* **Given entries**:
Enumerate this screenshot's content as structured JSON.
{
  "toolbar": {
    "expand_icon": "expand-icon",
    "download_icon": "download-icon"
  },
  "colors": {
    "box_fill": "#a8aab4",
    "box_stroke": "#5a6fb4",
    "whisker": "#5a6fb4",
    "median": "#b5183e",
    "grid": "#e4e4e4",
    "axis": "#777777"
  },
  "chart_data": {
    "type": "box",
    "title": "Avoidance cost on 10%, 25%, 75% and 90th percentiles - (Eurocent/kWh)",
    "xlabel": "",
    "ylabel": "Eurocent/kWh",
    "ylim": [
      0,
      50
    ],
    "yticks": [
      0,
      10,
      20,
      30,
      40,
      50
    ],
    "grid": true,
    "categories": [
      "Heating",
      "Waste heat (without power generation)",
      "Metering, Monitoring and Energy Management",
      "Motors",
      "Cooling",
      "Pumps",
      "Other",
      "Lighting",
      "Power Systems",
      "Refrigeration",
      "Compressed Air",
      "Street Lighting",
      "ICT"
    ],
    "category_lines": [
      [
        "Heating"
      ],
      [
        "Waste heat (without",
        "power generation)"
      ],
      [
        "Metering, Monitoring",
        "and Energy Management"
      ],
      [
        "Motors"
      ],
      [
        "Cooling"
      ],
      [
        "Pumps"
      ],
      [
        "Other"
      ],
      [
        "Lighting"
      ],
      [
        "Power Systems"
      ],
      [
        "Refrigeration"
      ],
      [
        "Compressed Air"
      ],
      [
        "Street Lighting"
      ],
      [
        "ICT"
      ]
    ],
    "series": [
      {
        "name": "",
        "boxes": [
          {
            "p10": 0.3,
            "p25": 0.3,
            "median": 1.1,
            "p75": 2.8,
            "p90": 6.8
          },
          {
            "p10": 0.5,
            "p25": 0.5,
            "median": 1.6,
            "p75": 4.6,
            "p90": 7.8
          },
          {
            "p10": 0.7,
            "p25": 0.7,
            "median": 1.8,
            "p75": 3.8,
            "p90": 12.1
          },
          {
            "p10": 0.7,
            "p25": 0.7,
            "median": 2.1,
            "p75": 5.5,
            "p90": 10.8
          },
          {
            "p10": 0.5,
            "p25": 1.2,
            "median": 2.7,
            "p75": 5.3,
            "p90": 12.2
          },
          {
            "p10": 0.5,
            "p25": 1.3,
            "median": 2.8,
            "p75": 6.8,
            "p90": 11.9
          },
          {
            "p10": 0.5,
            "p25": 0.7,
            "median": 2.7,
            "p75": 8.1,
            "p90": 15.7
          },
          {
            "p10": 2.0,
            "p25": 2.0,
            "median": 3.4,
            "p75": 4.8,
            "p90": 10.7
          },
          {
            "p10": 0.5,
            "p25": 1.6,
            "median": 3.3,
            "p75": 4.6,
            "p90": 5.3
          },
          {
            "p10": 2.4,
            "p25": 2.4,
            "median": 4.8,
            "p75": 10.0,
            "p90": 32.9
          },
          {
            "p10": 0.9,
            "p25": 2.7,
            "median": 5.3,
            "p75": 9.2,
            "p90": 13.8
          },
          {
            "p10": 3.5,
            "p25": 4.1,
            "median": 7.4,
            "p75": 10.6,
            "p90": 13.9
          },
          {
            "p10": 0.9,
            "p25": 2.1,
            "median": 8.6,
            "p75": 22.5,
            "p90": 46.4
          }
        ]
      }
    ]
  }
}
...
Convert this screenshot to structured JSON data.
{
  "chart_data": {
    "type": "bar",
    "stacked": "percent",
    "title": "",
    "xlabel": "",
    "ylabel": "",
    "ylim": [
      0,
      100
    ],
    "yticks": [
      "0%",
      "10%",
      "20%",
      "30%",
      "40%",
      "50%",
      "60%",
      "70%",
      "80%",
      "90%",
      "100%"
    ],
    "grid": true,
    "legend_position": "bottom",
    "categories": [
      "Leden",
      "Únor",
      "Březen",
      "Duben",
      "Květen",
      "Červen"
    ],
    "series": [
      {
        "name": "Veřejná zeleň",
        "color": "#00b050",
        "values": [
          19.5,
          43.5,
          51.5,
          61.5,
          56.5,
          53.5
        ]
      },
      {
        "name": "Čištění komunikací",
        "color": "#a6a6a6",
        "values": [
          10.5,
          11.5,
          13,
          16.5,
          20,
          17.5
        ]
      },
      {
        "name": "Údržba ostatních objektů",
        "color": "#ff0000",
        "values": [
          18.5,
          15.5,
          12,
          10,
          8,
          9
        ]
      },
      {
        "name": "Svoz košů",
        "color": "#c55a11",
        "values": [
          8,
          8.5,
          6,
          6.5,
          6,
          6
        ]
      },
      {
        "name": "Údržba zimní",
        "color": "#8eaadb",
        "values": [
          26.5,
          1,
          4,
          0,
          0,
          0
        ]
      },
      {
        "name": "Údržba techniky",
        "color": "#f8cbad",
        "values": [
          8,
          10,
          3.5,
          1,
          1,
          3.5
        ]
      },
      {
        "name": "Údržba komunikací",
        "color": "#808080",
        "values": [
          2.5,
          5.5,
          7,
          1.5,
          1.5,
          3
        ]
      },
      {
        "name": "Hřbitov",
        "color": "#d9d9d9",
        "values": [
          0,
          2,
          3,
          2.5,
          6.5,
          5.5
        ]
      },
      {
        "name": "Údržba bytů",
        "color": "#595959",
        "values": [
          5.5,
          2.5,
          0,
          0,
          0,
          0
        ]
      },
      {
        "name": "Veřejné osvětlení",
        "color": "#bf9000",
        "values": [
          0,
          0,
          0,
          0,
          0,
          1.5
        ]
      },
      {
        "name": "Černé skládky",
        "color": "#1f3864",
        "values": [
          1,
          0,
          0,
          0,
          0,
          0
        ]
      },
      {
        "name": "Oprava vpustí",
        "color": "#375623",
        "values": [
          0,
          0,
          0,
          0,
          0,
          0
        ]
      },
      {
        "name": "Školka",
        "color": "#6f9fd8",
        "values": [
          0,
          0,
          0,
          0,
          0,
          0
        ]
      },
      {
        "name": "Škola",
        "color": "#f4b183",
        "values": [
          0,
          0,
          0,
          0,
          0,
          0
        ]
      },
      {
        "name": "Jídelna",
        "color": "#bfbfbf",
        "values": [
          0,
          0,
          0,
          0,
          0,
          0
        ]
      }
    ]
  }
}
--
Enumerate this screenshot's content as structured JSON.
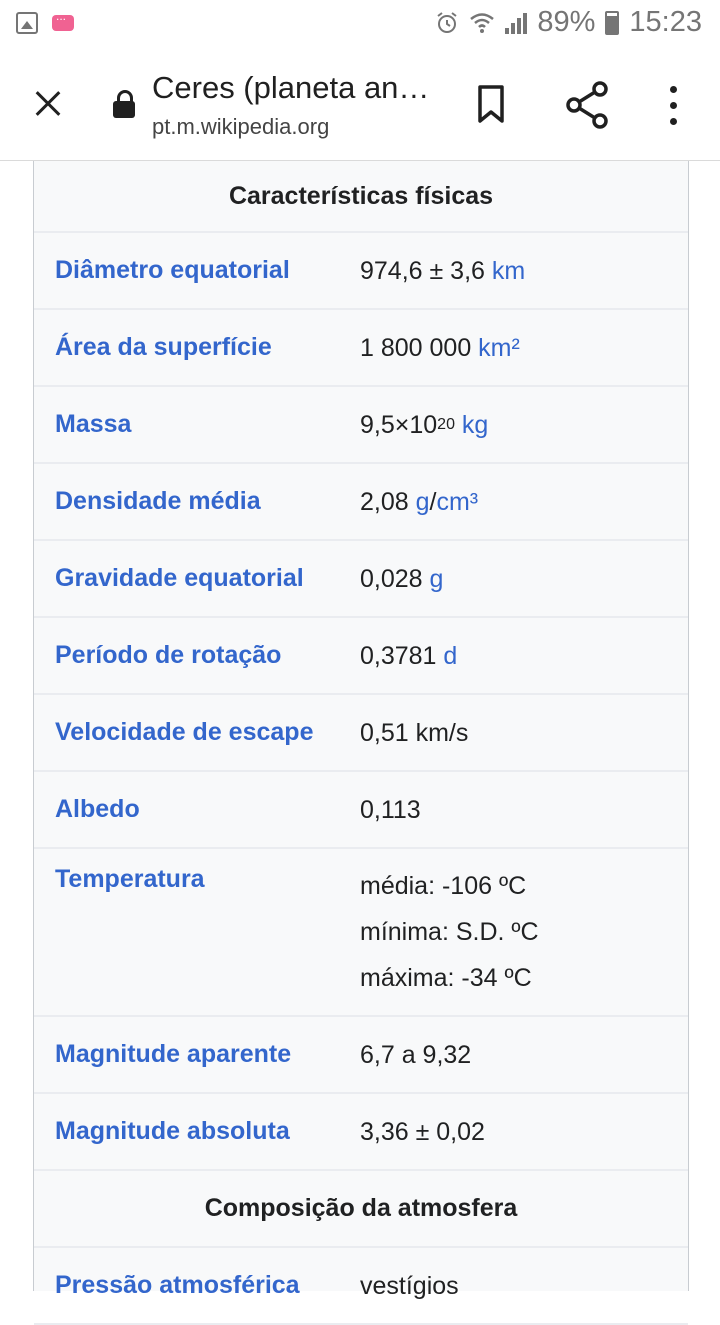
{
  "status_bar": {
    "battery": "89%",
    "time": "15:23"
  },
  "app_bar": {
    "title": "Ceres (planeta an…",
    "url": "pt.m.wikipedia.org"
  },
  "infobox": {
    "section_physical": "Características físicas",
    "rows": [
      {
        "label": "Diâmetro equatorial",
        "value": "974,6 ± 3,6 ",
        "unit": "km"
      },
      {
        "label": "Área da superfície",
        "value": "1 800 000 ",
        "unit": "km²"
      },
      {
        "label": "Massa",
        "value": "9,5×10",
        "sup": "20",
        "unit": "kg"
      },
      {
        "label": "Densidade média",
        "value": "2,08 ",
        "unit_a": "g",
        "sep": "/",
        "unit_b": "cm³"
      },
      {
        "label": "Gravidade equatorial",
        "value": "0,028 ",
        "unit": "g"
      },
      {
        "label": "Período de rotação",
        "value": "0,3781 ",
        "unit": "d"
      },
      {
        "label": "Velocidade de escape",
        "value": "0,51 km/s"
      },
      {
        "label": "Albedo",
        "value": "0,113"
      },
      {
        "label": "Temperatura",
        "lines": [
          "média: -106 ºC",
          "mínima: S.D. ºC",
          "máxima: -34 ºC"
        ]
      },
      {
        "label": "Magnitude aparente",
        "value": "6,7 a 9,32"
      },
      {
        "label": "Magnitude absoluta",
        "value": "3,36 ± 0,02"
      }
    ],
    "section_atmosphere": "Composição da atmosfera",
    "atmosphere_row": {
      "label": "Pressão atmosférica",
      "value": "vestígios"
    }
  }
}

* **Set problem**:
Find the word "Údržba" and list each line it appears in.

* **Answer in full**:
        "name": "Údržba ostatních objektů",
        "name": "Údržba zimní",
        "name": "Údržba techniky",
        "name": "Údržba komunikací",
        "name": "Údržba bytů",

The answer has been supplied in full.